- [Problem]: From the entries below, gather each line containing the word "name".

- [Working data]:
▼
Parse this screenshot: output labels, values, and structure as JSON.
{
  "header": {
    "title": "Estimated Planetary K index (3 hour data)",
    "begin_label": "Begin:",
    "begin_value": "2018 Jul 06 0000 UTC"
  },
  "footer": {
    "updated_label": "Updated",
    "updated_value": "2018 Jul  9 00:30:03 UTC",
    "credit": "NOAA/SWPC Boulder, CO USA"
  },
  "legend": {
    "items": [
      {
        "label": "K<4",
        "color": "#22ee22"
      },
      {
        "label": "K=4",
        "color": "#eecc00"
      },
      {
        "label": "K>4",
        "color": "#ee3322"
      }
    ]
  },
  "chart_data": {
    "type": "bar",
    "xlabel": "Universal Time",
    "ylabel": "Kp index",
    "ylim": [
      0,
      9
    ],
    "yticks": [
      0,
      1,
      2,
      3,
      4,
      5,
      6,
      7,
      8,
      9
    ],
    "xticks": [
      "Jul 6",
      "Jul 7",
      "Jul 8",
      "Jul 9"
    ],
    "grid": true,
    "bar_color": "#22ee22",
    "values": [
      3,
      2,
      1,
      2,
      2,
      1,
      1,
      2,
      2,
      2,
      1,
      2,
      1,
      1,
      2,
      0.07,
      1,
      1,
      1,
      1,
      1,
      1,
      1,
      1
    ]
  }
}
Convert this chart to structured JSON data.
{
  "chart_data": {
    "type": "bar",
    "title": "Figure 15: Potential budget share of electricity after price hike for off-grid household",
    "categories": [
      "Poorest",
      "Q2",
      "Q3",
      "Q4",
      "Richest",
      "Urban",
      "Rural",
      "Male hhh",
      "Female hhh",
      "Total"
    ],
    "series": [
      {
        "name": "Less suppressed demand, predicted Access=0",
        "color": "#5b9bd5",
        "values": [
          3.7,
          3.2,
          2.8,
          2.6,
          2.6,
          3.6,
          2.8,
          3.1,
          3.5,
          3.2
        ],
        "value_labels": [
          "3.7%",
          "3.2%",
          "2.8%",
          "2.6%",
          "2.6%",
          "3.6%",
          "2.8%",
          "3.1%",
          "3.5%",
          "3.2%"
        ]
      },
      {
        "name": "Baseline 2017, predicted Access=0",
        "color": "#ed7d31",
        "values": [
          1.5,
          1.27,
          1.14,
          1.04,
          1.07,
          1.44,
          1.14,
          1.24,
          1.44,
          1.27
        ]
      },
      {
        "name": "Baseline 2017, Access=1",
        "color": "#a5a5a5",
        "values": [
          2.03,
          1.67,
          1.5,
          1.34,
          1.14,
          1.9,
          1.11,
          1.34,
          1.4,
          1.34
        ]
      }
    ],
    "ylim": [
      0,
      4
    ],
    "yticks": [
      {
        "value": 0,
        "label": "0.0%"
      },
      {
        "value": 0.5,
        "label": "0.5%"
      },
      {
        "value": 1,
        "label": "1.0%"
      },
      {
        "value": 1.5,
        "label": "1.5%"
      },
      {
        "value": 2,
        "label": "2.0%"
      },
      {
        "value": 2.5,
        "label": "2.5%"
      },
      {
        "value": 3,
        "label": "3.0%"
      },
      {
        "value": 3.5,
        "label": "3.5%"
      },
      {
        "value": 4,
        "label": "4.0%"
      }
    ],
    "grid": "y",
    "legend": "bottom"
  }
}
▲
- [Final result]:
        "name": "Less suppressed demand, predicted Access=0",
        "name": "Baseline 2017, predicted Access=0",
        "name": "Baseline 2017, Access=1",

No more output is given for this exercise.